◆ **WHAT THE TASK ASKS**: Identify all lines of the data containing the string "Total" and copy them.
▼
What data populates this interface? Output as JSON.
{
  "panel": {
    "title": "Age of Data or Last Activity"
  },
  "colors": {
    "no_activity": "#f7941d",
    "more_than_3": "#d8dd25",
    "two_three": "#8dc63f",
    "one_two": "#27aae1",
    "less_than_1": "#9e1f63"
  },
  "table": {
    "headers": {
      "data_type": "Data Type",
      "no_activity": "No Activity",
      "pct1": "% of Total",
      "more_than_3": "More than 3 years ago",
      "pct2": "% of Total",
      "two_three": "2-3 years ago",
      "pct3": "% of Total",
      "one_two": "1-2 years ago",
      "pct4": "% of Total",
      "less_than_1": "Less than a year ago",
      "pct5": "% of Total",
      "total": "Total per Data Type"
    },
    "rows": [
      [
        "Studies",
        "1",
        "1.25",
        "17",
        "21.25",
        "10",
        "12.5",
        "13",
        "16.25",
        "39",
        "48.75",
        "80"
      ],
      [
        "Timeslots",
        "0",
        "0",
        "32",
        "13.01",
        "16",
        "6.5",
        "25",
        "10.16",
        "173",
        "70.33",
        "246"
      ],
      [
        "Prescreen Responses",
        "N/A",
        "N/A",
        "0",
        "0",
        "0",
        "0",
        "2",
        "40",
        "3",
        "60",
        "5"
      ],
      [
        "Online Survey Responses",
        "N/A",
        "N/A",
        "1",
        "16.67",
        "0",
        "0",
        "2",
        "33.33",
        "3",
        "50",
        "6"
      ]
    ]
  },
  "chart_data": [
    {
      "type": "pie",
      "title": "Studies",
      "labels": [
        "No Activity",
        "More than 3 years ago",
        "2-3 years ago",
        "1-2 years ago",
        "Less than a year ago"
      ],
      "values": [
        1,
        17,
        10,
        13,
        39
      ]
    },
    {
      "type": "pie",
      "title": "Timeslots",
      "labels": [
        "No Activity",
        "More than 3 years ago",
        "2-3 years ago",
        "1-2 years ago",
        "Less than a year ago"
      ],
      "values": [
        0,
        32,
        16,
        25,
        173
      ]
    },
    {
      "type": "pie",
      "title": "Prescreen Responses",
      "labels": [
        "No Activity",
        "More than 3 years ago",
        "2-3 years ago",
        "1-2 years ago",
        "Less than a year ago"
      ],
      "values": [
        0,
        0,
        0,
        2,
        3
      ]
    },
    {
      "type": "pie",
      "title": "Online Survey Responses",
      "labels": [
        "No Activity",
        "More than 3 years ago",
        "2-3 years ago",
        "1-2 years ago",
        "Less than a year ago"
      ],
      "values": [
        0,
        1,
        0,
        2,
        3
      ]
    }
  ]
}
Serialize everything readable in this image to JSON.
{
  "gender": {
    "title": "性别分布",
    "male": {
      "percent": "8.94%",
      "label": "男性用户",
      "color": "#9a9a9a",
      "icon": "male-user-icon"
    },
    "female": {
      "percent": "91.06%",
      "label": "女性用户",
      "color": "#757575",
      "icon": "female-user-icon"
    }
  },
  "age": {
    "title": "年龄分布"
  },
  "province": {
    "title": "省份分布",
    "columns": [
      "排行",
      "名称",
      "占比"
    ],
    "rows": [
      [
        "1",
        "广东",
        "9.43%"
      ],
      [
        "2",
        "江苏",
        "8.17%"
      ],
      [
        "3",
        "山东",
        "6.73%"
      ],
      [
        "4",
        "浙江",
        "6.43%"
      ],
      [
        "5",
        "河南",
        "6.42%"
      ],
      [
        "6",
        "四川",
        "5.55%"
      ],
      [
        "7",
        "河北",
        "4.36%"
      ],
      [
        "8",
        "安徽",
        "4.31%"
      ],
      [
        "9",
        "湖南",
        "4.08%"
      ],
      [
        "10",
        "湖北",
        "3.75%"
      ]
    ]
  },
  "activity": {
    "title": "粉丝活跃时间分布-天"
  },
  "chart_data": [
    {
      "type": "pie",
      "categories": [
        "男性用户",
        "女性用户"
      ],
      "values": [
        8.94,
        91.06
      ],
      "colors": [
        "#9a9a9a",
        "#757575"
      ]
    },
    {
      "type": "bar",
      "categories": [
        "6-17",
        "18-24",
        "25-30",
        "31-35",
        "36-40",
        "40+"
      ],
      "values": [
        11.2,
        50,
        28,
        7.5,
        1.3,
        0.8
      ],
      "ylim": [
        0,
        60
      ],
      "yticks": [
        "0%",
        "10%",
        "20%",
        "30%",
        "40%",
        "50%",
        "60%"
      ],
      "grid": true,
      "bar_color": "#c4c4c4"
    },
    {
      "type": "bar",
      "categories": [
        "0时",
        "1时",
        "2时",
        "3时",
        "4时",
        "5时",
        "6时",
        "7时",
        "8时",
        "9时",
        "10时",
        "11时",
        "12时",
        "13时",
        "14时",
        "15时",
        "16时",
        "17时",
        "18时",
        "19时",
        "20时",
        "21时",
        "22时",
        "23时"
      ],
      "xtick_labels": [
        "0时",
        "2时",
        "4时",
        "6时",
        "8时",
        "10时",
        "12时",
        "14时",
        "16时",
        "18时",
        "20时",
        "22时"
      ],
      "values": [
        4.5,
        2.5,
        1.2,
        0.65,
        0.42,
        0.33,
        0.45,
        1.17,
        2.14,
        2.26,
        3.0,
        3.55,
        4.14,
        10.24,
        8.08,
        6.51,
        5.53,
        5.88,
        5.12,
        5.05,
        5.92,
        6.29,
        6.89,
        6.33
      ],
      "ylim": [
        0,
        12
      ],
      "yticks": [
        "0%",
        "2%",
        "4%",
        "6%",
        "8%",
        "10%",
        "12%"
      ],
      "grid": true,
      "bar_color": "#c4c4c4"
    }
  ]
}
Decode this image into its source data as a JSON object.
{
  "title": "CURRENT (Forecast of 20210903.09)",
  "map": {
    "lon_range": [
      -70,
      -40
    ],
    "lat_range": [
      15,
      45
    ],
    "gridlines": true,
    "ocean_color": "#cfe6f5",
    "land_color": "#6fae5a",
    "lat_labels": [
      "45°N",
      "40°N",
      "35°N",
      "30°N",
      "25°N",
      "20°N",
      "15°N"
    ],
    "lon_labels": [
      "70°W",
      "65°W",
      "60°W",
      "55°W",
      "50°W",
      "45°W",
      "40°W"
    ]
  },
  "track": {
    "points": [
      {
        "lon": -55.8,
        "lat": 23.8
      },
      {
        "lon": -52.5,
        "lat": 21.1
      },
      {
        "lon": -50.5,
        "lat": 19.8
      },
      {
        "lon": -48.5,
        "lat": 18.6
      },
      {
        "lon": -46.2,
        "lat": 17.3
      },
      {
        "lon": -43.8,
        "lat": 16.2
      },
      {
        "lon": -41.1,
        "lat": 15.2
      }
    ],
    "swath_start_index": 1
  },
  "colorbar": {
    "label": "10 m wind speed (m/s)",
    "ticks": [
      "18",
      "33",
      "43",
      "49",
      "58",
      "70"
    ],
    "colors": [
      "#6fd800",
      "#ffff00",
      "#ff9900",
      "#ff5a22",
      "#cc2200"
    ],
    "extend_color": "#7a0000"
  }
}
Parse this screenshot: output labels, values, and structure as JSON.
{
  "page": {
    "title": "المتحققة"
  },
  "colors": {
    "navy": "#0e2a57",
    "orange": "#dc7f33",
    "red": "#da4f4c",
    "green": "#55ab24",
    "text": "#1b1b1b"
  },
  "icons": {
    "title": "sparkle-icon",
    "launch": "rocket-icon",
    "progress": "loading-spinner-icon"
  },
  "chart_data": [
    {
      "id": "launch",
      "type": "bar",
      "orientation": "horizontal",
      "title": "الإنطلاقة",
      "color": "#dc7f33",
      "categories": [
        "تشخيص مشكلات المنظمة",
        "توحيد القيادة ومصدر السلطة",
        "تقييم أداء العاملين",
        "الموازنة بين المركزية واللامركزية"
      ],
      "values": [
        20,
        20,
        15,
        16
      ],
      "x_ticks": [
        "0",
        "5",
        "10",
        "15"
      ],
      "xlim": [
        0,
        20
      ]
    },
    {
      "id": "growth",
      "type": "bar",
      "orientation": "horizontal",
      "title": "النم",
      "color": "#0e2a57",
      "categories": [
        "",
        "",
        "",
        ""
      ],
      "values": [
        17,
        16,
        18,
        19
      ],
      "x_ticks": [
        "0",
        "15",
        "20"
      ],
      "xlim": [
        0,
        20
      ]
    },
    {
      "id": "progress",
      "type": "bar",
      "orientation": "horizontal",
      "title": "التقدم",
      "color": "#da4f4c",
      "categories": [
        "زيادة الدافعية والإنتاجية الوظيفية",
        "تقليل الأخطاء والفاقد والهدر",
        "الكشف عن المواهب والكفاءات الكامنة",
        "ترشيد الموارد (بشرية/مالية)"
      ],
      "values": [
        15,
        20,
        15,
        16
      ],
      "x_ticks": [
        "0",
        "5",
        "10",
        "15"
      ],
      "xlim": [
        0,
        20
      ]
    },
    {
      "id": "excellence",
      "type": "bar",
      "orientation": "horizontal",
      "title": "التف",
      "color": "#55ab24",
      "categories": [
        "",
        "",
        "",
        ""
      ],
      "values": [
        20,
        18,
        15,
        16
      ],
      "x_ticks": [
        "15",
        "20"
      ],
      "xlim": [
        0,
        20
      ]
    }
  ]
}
▲
◆ **EXERCISE ANSWER**:
      "pct1": "% of Total",
      "pct2": "% of Total",
      "pct3": "% of Total",
      "pct4": "% of Total",
      "pct5": "% of Total",
      "total": "Total per Data Type"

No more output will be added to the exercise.